— start Stored rows —
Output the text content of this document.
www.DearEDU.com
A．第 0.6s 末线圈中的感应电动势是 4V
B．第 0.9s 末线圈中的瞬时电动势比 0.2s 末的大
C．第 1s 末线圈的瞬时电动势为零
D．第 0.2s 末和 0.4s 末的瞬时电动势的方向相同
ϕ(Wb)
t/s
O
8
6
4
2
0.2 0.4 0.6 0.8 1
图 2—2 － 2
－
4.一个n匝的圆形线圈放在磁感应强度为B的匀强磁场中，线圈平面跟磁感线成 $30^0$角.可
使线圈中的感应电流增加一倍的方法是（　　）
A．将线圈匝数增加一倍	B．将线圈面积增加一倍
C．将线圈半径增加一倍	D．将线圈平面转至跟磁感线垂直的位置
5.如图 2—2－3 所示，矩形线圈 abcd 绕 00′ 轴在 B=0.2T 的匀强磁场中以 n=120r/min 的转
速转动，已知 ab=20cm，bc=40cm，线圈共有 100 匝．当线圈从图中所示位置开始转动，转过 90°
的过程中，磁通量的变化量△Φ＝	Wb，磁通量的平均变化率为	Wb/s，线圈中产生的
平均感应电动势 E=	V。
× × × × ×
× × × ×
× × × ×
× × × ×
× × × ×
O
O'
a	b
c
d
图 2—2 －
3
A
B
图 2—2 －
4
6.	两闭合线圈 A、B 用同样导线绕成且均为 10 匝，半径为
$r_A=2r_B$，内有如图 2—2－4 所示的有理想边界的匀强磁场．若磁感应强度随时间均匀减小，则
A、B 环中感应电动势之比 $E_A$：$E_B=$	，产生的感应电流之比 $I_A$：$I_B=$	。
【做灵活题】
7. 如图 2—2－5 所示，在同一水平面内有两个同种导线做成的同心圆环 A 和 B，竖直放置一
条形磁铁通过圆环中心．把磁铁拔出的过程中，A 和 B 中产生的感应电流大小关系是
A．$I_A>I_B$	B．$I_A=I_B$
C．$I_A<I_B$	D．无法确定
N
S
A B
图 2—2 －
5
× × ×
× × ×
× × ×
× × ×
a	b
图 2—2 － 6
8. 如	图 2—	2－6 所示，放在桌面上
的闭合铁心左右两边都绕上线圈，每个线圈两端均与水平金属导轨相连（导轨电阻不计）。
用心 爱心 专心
— end Stored rows —
» **Written instruction**
Output the listing above word for word.

» **Task output**
Output the text content of this document.
www.DearEDU.com
A．第 0.6s 末线圈中的感应电动势是 4V
B．第 0.9s 末线圈中的瞬时电动势比 0.2s 末的大
C．第 1s 末线圈的瞬时电动势为零
D．第 0.2s 末和 0.4s 末的瞬时电动势的方向相同
ϕ(Wb)
t/s
O
8
6
4
2
0.2 0.4 0.6 0.8 1
图 2—2 － 2
－
4.一个n匝的圆形线圈放在磁感应强度为B的匀强磁场中，线圈平面跟磁感线成 $30^0$角.可
使线圈中的感应电流增加一倍的方法是（　　）
A．将线圈匝数增加一倍	B．将线圈面积增加一倍
C．将线圈半径增加一倍	D．将线圈平面转至跟磁感线垂直的位置
5.如图 2—2－3 所示，矩形线圈 abcd 绕 00′ 轴在 B=0.2T 的匀强磁场中以 n=120r/min 的转
速转动，已知 ab=20cm，bc=40cm，线圈共有 100 匝．当线圈从图中所示位置开始转动，转过 90°
的过程中，磁通量的变化量△Φ＝	Wb，磁通量的平均变化率为	Wb/s，线圈中产生的
平均感应电动势 E=	V。
× × × × ×
× × × ×
× × × ×
× × × ×
× × × ×
O
O'
a	b
c
d
图 2—2 －
3
A
B
图 2—2 －
4
6.	两闭合线圈 A、B 用同样导线绕成且均为 10 匝，半径为
$r_A=2r_B$，内有如图 2—2－4 所示的有理想边界的匀强磁场．若磁感应强度随时间均匀减小，则
A、B 环中感应电动势之比 $E_A$：$E_B=$	，产生的感应电流之比 $I_A$：$I_B=$	。
【做灵活题】
7. 如图 2—2－5 所示，在同一水平面内有两个同种导线做成的同心圆环 A 和 B，竖直放置一
条形磁铁通过圆环中心．把磁铁拔出的过程中，A 和 B 中产生的感应电流大小关系是
A．$I_A>I_B$	B．$I_A=I_B$
C．$I_A<I_B$	D．无法确定
N
S
A B
图 2—2 －
5
× × ×
× × ×
× × ×
× × ×
a	b
图 2—2 － 6
8. 如	图 2—	2－6 所示，放在桌面上
的闭合铁心左右两边都绕上线圈，每个线圈两端均与水平金属导轨相连（导轨电阻不计）。
用心 爱心 专心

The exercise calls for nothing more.